═════ Stored data

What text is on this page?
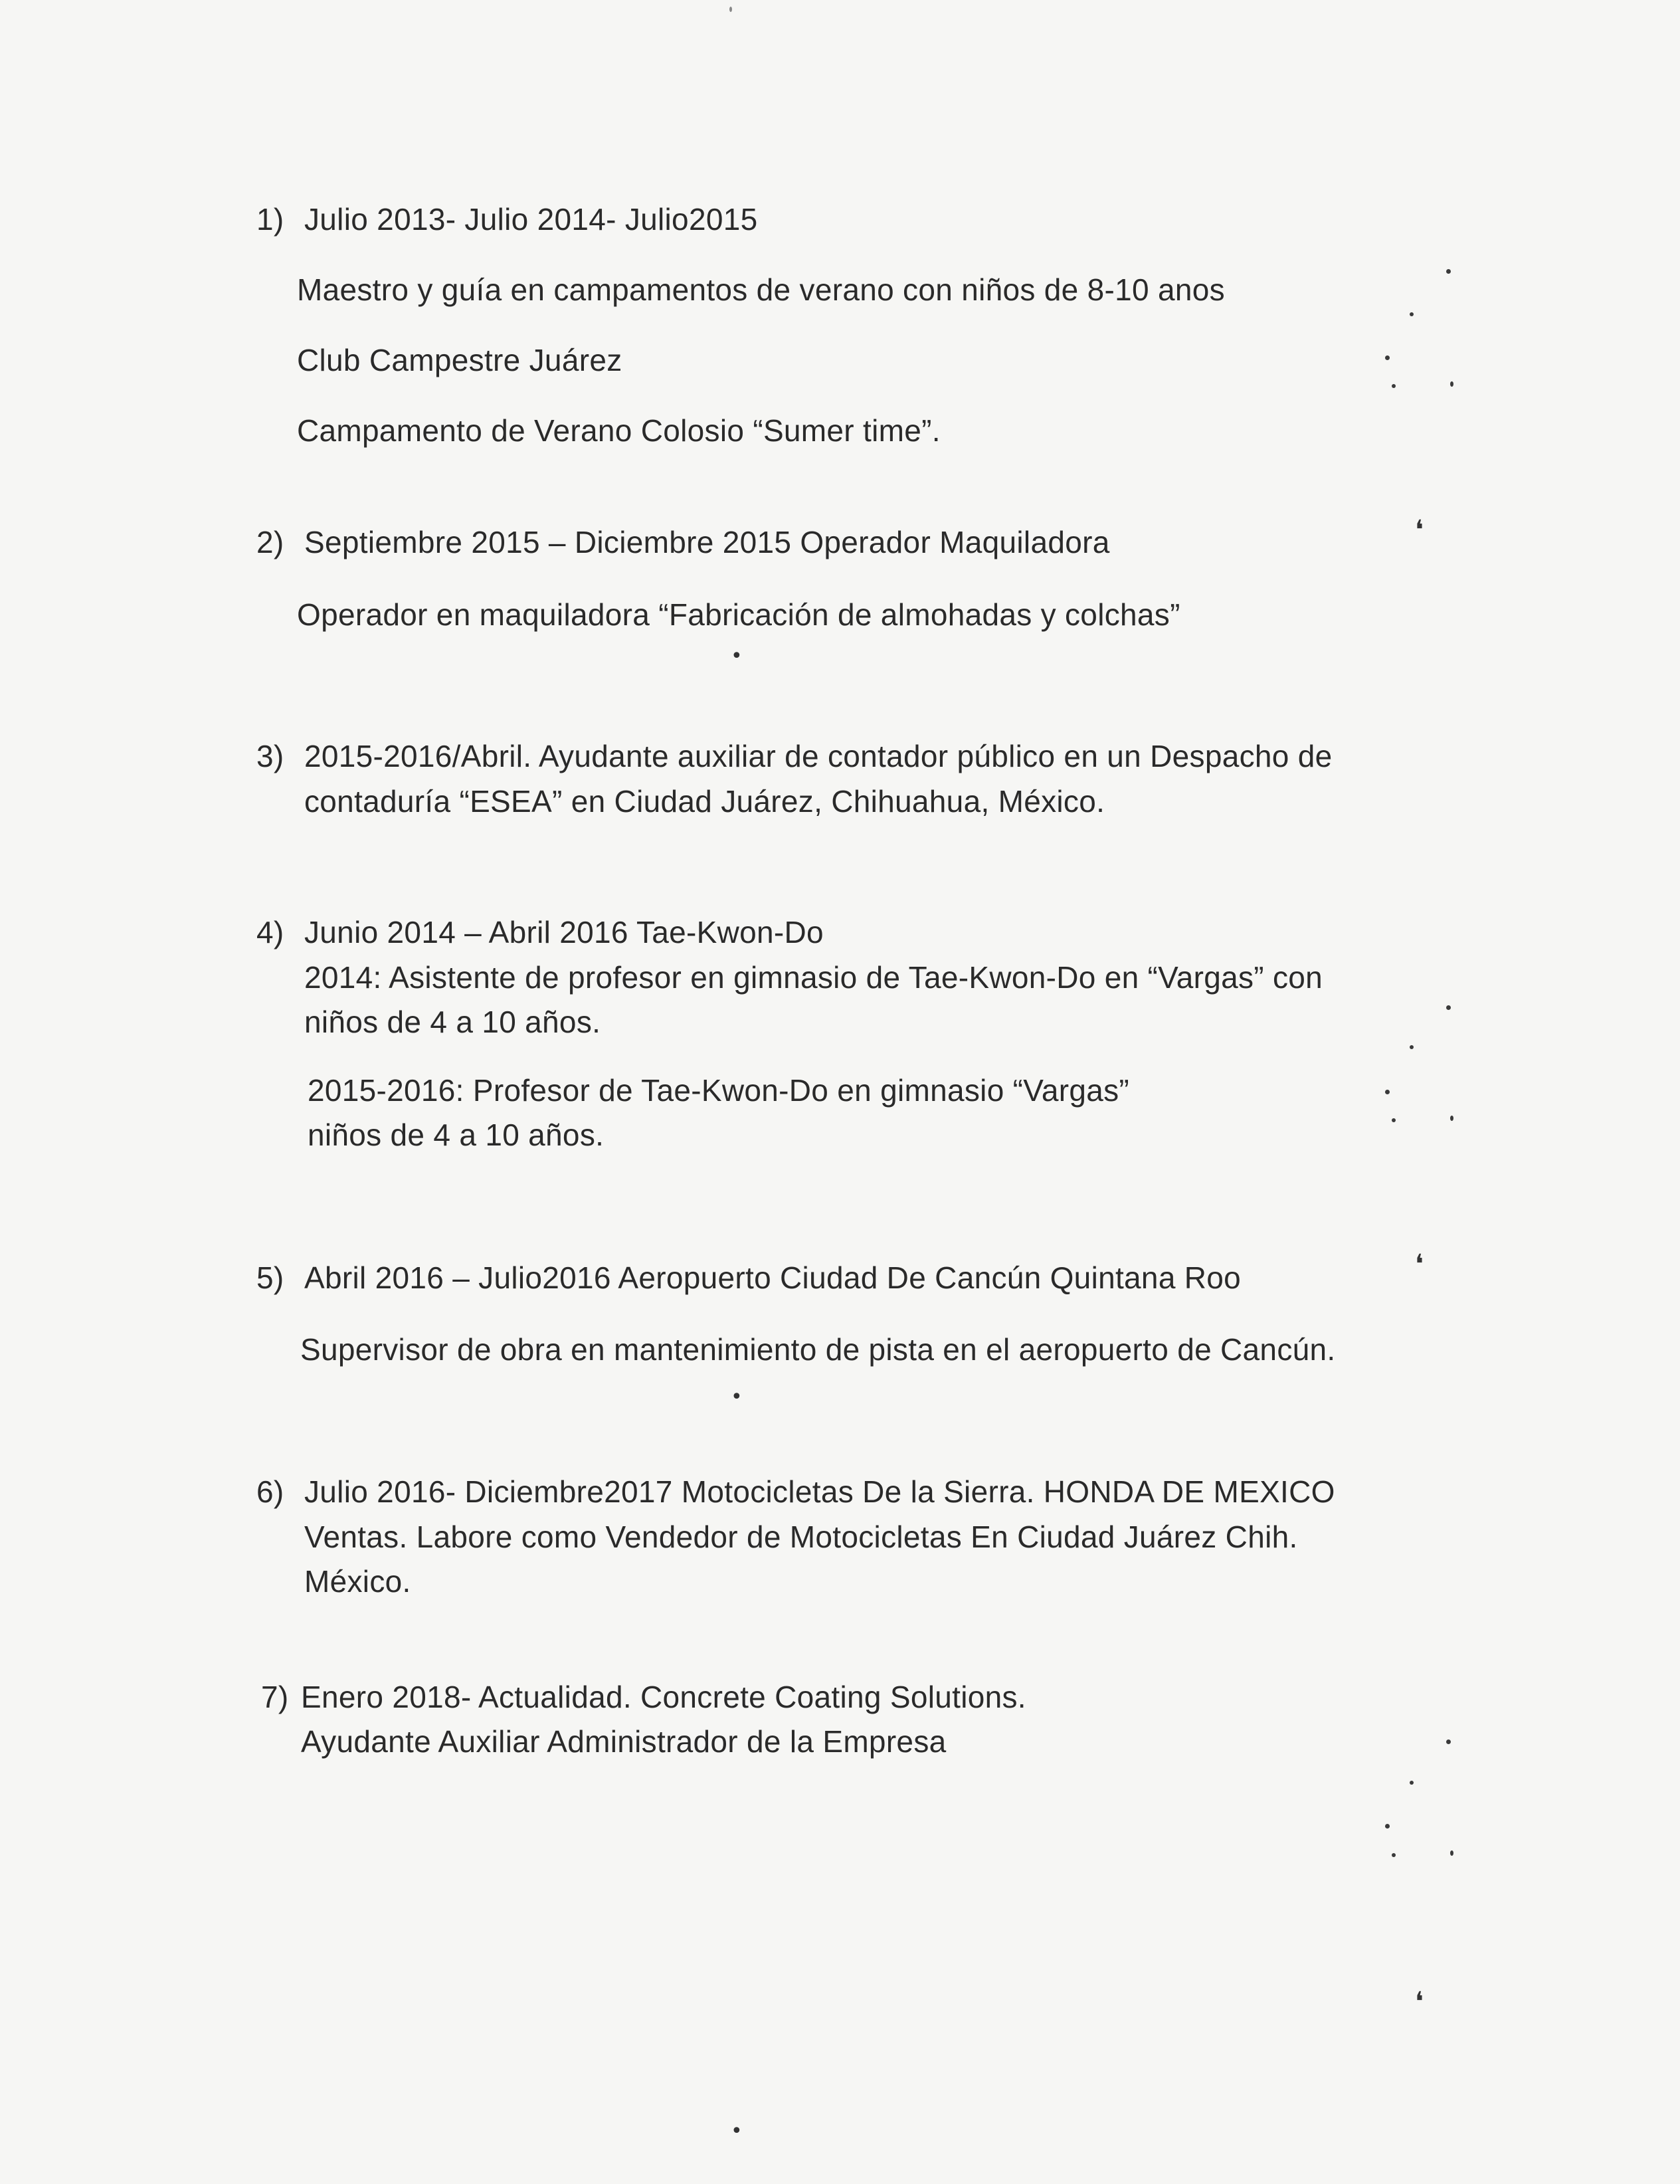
1) Julio 2013- Julio 2014- Julio2015
Maestro y guía en campamentos de verano con niños de 8-10 anos
Club Campestre Juárez
Campamento de Verano Colosio “Sumer time”.
2) Septiembre 2015 – Diciembre 2015 Operador Maquiladora
Operador en maquiladora “Fabricación de almohadas y colchas”
3) 2015-2016/Abril. Ayudante auxiliar de contador público en un Despacho de
contaduría “ESEA” en Ciudad Juárez, Chihuahua, México.
4) Junio 2014 – Abril 2016 Tae-Kwon-Do
2014: Asistente de profesor en gimnasio de Tae-Kwon-Do en “Vargas” con
niños de 4 a 10 años.
2015-2016: Profesor de Tae-Kwon-Do en gimnasio “Vargas”
niños de 4 a 10 años.
5) Abril 2016 – Julio2016 Aeropuerto Ciudad De Cancún Quintana Roo
Supervisor de obra en mantenimiento de pista en el aeropuerto de Cancún.
6) Julio 2016- Diciembre2017 Motocicletas De la Sierra. HONDA DE MEXICO
Ventas. Labore como Vendedor de Motocicletas En Ciudad Juárez Chih.
México.
7) Enero 2018- Actualidad. Concrete Coating Solutions.
Ayudante Auxiliar Administrador de la Empresa
•
•
•
❛
❛
❛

══════════

» **What is being asked**: Locate the string "Vargas" in the listing above and copy every line where it occurs.

» **Solved exercise**:
2014: Asistente de profesor en gimnasio de Tae-Kwon-Do en “Vargas” con
2015-2016: Profesor de Tae-Kwon-Do en gimnasio “Vargas”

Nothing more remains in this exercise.